Directive:
In the listing that follows, count each line where the word "between" appears; write nothing but the count.
══════════════════════════════
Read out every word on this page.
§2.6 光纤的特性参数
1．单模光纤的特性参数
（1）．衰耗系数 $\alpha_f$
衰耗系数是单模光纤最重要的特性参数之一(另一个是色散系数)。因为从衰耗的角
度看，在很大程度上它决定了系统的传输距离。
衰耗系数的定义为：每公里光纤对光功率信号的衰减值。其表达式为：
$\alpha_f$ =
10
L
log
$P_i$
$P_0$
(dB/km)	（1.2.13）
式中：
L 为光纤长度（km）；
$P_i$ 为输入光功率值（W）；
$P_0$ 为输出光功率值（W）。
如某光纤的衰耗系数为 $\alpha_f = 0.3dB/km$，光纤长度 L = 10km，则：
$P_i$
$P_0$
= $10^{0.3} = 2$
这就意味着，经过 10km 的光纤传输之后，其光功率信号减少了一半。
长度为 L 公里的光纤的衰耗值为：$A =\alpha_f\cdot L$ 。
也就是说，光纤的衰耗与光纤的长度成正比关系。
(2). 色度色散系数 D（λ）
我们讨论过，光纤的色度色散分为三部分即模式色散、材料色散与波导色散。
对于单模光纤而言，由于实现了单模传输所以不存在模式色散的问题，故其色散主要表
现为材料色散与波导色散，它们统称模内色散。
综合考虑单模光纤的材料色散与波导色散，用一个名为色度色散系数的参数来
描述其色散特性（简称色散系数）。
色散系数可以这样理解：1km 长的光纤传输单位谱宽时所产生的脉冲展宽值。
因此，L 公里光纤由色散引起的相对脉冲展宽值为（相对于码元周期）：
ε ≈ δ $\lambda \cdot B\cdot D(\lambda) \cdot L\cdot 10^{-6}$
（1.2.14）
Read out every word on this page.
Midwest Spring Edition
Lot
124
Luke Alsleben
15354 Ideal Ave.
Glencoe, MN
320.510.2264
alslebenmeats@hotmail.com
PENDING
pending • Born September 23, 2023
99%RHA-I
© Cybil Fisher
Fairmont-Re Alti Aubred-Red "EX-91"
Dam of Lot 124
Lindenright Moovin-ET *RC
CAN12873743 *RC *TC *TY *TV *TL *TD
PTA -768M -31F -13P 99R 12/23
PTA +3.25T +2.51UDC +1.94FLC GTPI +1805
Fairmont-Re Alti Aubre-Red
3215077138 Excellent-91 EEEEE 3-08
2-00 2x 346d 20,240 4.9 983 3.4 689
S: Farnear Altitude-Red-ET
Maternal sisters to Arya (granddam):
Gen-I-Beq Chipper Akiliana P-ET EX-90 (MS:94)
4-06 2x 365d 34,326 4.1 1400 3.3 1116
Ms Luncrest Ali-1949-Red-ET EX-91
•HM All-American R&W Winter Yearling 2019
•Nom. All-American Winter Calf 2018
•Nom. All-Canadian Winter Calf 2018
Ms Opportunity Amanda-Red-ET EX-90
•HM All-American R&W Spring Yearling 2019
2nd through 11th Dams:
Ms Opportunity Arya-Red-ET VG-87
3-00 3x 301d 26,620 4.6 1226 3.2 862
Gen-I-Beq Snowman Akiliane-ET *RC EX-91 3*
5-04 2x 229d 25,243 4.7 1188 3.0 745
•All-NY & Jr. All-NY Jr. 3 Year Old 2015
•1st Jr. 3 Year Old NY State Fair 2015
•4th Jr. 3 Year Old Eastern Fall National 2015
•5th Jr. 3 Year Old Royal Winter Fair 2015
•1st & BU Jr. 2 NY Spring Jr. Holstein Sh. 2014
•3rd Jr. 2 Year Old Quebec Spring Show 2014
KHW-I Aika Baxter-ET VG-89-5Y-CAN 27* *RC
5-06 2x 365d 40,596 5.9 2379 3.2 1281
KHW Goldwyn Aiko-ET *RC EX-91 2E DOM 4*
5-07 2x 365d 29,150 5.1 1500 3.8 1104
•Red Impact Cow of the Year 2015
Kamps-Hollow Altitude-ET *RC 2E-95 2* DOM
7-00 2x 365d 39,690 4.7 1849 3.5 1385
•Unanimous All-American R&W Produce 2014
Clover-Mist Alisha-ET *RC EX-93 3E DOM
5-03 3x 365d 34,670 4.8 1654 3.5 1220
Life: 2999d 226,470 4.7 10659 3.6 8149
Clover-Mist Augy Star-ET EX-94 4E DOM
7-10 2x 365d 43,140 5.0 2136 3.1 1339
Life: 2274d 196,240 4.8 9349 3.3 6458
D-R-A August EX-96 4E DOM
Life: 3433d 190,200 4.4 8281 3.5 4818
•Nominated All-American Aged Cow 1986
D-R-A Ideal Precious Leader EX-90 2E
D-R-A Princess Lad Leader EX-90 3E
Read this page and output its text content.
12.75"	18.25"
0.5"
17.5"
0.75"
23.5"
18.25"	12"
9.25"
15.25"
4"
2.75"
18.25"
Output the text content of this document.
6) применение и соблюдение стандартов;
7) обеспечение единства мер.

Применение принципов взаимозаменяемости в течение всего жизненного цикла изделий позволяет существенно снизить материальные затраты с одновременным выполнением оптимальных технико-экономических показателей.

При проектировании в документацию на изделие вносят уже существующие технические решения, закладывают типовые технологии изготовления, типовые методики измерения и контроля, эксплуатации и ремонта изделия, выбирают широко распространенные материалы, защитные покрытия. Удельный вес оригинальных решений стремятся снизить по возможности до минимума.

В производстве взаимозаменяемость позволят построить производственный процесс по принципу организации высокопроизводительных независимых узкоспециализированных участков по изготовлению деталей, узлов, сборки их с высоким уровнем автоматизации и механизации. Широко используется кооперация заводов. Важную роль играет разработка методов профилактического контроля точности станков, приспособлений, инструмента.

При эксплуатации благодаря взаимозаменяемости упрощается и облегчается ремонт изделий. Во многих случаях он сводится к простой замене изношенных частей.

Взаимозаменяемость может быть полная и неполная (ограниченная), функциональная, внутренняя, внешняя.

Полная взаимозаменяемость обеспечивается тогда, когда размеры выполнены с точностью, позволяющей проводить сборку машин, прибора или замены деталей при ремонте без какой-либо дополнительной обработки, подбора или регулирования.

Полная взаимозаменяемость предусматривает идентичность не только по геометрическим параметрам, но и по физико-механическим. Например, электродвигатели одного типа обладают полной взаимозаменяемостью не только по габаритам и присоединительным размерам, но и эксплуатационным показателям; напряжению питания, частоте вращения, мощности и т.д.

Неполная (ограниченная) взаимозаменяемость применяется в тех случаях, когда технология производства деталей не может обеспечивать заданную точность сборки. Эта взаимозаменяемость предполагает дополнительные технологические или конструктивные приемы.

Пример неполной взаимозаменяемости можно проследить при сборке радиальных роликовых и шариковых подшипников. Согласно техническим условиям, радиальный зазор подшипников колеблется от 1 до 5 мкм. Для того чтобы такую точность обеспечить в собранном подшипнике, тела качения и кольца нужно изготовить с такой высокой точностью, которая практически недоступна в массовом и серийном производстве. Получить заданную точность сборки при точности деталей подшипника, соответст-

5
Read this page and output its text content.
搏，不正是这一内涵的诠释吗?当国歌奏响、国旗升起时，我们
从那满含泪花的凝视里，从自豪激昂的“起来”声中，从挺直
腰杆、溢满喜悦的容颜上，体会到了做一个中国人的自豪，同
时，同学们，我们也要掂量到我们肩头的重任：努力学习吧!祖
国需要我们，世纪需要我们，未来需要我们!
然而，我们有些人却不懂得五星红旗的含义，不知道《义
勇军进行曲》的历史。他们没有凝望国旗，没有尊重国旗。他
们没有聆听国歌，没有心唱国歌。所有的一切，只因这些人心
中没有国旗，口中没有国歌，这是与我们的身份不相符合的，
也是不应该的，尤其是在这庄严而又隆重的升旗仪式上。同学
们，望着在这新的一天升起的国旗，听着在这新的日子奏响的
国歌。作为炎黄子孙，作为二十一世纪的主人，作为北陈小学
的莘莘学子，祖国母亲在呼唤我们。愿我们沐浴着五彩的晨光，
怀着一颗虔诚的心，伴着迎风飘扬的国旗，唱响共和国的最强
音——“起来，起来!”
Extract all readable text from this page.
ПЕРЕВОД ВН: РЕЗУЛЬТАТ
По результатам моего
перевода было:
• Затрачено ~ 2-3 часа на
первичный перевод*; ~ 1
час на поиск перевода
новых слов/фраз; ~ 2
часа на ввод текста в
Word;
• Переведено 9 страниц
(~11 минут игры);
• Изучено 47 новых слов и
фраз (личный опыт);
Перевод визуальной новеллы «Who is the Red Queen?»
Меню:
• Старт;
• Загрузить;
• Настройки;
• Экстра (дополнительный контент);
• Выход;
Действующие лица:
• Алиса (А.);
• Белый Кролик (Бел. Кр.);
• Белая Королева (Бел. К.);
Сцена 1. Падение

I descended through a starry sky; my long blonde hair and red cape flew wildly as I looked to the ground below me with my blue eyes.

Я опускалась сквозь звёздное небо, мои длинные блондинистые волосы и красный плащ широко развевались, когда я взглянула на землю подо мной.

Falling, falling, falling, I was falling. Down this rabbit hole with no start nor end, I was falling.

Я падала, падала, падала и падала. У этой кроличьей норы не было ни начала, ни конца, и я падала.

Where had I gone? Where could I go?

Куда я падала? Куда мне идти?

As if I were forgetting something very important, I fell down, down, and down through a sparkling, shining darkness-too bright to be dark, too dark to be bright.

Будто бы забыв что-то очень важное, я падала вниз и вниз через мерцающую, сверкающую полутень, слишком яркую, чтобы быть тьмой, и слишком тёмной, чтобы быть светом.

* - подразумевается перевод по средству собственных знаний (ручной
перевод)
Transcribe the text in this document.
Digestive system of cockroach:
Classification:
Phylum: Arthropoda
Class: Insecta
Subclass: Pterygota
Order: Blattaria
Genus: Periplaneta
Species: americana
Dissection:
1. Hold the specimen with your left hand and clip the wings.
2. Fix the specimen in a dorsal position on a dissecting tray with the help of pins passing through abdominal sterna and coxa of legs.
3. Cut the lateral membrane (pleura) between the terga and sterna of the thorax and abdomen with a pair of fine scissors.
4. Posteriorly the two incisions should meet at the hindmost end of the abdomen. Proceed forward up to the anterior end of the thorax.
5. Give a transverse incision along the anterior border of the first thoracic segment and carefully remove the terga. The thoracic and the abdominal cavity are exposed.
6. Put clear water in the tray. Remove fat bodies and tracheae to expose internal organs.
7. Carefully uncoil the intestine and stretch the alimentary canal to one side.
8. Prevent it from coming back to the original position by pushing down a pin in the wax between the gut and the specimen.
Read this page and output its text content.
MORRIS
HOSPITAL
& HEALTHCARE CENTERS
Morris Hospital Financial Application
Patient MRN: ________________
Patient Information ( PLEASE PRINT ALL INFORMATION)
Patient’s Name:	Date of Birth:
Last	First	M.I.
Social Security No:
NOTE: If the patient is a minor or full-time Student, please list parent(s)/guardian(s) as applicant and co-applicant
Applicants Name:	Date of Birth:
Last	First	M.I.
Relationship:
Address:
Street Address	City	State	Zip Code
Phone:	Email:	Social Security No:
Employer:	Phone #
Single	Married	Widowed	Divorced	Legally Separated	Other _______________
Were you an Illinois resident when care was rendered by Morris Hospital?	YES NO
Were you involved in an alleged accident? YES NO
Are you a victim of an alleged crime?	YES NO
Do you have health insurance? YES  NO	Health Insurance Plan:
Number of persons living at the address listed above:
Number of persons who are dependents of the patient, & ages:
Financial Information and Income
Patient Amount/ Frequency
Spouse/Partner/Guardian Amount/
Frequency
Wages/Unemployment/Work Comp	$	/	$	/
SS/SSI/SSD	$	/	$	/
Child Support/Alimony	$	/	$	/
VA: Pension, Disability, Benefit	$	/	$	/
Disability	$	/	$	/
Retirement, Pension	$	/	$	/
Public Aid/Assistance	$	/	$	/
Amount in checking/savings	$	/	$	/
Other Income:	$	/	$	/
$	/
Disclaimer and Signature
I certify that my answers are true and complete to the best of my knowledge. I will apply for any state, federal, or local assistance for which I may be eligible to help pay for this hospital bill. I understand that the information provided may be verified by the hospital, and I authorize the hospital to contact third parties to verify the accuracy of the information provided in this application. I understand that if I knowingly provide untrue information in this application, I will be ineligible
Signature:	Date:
══════════════════════════════
Solution below:
2